▸ What is being asked
Type out the records that follow, exactly as given.
-- begin --
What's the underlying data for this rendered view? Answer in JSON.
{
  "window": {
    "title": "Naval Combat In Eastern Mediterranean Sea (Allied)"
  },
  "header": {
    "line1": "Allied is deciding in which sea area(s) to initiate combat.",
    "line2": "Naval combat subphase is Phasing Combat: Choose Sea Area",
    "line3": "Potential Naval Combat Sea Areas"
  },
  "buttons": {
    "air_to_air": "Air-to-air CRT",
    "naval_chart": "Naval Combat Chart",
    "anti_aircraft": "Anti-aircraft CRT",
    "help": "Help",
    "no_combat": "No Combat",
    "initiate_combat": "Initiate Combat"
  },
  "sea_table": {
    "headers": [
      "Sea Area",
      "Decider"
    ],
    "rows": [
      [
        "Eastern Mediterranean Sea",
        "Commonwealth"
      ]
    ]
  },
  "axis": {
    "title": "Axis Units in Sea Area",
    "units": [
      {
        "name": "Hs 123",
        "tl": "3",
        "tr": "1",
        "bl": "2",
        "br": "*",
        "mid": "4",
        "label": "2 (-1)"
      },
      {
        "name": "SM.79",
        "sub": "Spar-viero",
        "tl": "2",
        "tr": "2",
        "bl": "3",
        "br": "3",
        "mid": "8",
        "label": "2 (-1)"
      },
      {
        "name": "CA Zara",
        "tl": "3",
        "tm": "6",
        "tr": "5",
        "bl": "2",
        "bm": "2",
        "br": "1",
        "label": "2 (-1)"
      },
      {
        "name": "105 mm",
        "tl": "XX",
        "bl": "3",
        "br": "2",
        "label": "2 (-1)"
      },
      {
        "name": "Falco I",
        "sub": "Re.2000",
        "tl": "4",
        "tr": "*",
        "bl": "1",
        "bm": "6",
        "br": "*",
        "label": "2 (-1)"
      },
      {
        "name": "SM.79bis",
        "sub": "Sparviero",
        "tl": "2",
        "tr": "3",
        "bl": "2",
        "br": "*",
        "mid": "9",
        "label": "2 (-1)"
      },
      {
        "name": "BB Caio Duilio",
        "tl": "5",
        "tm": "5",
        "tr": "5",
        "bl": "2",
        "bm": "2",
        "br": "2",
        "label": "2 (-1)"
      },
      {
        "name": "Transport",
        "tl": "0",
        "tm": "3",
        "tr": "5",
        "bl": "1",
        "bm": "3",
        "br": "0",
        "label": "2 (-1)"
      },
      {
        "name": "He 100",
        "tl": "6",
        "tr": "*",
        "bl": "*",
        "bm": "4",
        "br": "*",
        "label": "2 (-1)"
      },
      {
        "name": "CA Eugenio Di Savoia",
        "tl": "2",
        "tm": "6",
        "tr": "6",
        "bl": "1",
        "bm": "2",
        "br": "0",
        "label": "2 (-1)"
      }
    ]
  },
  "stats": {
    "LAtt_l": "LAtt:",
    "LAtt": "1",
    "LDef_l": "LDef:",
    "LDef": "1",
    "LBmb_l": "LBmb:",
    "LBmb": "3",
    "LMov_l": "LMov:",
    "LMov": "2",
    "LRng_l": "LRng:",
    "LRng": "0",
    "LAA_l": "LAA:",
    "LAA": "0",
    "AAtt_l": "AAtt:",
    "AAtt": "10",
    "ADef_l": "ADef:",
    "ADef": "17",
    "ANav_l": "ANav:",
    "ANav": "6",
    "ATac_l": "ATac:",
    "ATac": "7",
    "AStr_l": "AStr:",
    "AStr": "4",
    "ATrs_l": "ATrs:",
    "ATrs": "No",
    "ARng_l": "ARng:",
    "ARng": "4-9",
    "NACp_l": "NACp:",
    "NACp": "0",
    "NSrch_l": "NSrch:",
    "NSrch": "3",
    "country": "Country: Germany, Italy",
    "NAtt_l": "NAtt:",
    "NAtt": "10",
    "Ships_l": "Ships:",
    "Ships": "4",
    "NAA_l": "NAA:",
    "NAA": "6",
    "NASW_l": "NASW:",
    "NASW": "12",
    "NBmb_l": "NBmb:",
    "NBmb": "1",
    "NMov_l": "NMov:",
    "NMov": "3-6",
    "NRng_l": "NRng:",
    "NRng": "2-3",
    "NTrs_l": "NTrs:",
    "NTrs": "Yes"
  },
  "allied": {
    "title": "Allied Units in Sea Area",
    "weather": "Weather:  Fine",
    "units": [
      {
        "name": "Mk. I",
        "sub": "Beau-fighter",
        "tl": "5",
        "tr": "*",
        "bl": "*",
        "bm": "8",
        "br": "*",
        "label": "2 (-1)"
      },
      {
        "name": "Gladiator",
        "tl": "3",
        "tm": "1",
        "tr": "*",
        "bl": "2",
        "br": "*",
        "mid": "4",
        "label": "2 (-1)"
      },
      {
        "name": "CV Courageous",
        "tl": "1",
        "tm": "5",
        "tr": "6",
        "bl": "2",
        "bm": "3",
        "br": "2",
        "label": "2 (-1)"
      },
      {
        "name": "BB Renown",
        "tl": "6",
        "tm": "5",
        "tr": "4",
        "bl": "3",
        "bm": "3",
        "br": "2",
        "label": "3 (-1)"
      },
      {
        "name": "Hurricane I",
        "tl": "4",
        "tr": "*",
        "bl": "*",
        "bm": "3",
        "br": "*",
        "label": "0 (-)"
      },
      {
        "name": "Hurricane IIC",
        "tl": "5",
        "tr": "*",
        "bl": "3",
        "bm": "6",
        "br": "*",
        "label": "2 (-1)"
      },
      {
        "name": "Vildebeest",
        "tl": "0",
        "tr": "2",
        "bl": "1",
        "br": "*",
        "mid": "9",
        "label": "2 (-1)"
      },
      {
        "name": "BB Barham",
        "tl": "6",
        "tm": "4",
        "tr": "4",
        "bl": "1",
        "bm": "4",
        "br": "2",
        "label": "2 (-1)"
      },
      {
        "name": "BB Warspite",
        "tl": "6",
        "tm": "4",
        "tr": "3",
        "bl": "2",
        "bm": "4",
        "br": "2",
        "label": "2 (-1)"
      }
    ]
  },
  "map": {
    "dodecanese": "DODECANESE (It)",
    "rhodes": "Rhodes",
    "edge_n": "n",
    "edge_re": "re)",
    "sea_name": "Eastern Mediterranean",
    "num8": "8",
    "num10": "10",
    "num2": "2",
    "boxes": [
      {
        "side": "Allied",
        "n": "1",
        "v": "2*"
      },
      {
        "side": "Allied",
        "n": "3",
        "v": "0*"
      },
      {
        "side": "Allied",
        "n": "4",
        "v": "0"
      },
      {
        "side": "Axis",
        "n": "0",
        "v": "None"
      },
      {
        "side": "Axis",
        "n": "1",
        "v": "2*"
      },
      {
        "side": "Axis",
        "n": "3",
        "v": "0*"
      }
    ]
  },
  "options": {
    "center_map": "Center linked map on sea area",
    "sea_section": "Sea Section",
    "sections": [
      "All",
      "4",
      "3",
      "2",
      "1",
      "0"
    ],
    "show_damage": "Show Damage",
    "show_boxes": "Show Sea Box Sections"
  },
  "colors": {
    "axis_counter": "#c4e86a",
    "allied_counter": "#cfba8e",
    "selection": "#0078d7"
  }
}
-- end --
▸ Exercise output
What's the underlying data for this rendered view? Answer in JSON.
{
  "window": {
    "title": "Naval Combat In Eastern Mediterranean Sea (Allied)"
  },
  "header": {
    "line1": "Allied is deciding in which sea area(s) to initiate combat.",
    "line2": "Naval combat subphase is Phasing Combat: Choose Sea Area",
    "line3": "Potential Naval Combat Sea Areas"
  },
  "buttons": {
    "air_to_air": "Air-to-air CRT",
    "naval_chart": "Naval Combat Chart",
    "anti_aircraft": "Anti-aircraft CRT",
    "help": "Help",
    "no_combat": "No Combat",
    "initiate_combat": "Initiate Combat"
  },
  "sea_table": {
    "headers": [
      "Sea Area",
      "Decider"
    ],
    "rows": [
      [
        "Eastern Mediterranean Sea",
        "Commonwealth"
      ]
    ]
  },
  "axis": {
    "title": "Axis Units in Sea Area",
    "units": [
      {
        "name": "Hs 123",
        "tl": "3",
        "tr": "1",
        "bl": "2",
        "br": "*",
        "mid": "4",
        "label": "2 (-1)"
      },
      {
        "name": "SM.79",
        "sub": "Spar-viero",
        "tl": "2",
        "tr": "2",
        "bl": "3",
        "br": "3",
        "mid": "8",
        "label": "2 (-1)"
      },
      {
        "name": "CA Zara",
        "tl": "3",
        "tm": "6",
        "tr": "5",
        "bl": "2",
        "bm": "2",
        "br": "1",
        "label": "2 (-1)"
      },
      {
        "name": "105 mm",
        "tl": "XX",
        "bl": "3",
        "br": "2",
        "label": "2 (-1)"
      },
      {
        "name": "Falco I",
        "sub": "Re.2000",
        "tl": "4",
        "tr": "*",
        "bl": "1",
        "bm": "6",
        "br": "*",
        "label": "2 (-1)"
      },
      {
        "name": "SM.79bis",
        "sub": "Sparviero",
        "tl": "2",
        "tr": "3",
        "bl": "2",
        "br": "*",
        "mid": "9",
        "label": "2 (-1)"
      },
      {
        "name": "BB Caio Duilio",
        "tl": "5",
        "tm": "5",
        "tr": "5",
        "bl": "2",
        "bm": "2",
        "br": "2",
        "label": "2 (-1)"
      },
      {
        "name": "Transport",
        "tl": "0",
        "tm": "3",
        "tr": "5",
        "bl": "1",
        "bm": "3",
        "br": "0",
        "label": "2 (-1)"
      },
      {
        "name": "He 100",
        "tl": "6",
        "tr": "*",
        "bl": "*",
        "bm": "4",
        "br": "*",
        "label": "2 (-1)"
      },
      {
        "name": "CA Eugenio Di Savoia",
        "tl": "2",
        "tm": "6",
        "tr": "6",
        "bl": "1",
        "bm": "2",
        "br": "0",
        "label": "2 (-1)"
      }
    ]
  },
  "stats": {
    "LAtt_l": "LAtt:",
    "LAtt": "1",
    "LDef_l": "LDef:",
    "LDef": "1",
    "LBmb_l": "LBmb:",
    "LBmb": "3",
    "LMov_l": "LMov:",
    "LMov": "2",
    "LRng_l": "LRng:",
    "LRng": "0",
    "LAA_l": "LAA:",
    "LAA": "0",
    "AAtt_l": "AAtt:",
    "AAtt": "10",
    "ADef_l": "ADef:",
    "ADef": "17",
    "ANav_l": "ANav:",
    "ANav": "6",
    "ATac_l": "ATac:",
    "ATac": "7",
    "AStr_l": "AStr:",
    "AStr": "4",
    "ATrs_l": "ATrs:",
    "ATrs": "No",
    "ARng_l": "ARng:",
    "ARng": "4-9",
    "NACp_l": "NACp:",
    "NACp": "0",
    "NSrch_l": "NSrch:",
    "NSrch": "3",
    "country": "Country: Germany, Italy",
    "NAtt_l": "NAtt:",
    "NAtt": "10",
    "Ships_l": "Ships:",
    "Ships": "4",
    "NAA_l": "NAA:",
    "NAA": "6",
    "NASW_l": "NASW:",
    "NASW": "12",
    "NBmb_l": "NBmb:",
    "NBmb": "1",
    "NMov_l": "NMov:",
    "NMov": "3-6",
    "NRng_l": "NRng:",
    "NRng": "2-3",
    "NTrs_l": "NTrs:",
    "NTrs": "Yes"
  },
  "allied": {
    "title": "Allied Units in Sea Area",
    "weather": "Weather:  Fine",
    "units": [
      {
        "name": "Mk. I",
        "sub": "Beau-fighter",
        "tl": "5",
        "tr": "*",
        "bl": "*",
        "bm": "8",
        "br": "*",
        "label": "2 (-1)"
      },
      {
        "name": "Gladiator",
        "tl": "3",
        "tm": "1",
        "tr": "*",
        "bl": "2",
        "br": "*",
        "mid": "4",
        "label": "2 (-1)"
      },
      {
        "name": "CV Courageous",
        "tl": "1",
        "tm": "5",
        "tr": "6",
        "bl": "2",
        "bm": "3",
        "br": "2",
        "label": "2 (-1)"
      },
      {
        "name": "BB Renown",
        "tl": "6",
        "tm": "5",
        "tr": "4",
        "bl": "3",
        "bm": "3",
        "br": "2",
        "label": "3 (-1)"
      },
      {
        "name": "Hurricane I",
        "tl": "4",
        "tr": "*",
        "bl": "*",
        "bm": "3",
        "br": "*",
        "label": "0 (-)"
      },
      {
        "name": "Hurricane IIC",
        "tl": "5",
        "tr": "*",
        "bl": "3",
        "bm": "6",
        "br": "*",
        "label": "2 (-1)"
      },
      {
        "name": "Vildebeest",
        "tl": "0",
        "tr": "2",
        "bl": "1",
        "br": "*",
        "mid": "9",
        "label": "2 (-1)"
      },
      {
        "name": "BB Barham",
        "tl": "6",
        "tm": "4",
        "tr": "4",
        "bl": "1",
        "bm": "4",
        "br": "2",
        "label": "2 (-1)"
      },
      {
        "name": "BB Warspite",
        "tl": "6",
        "tm": "4",
        "tr": "3",
        "bl": "2",
        "bm": "4",
        "br": "2",
        "label": "2 (-1)"
      }
    ]
  },
  "map": {
    "dodecanese": "DODECANESE (It)",
    "rhodes": "Rhodes",
    "edge_n": "n",
    "edge_re": "re)",
    "sea_name": "Eastern Mediterranean",
    "num8": "8",
    "num10": "10",
    "num2": "2",
    "boxes": [
      {
        "side": "Allied",
        "n": "1",
        "v": "2*"
      },
      {
        "side": "Allied",
        "n": "3",
        "v": "0*"
      },
      {
        "side": "Allied",
        "n": "4",
        "v": "0"
      },
      {
        "side": "Axis",
        "n": "0",
        "v": "None"
      },
      {
        "side": "Axis",
        "n": "1",
        "v": "2*"
      },
      {
        "side": "Axis",
        "n": "3",
        "v": "0*"
      }
    ]
  },
  "options": {
    "center_map": "Center linked map on sea area",
    "sea_section": "Sea Section",
    "sections": [
      "All",
      "4",
      "3",
      "2",
      "1",
      "0"
    ],
    "show_damage": "Show Damage",
    "show_boxes": "Show Sea Box Sections"
  },
  "colors": {
    "axis_counter": "#c4e86a",
    "allied_counter": "#cfba8e",
    "selection": "#0078d7"
  }
}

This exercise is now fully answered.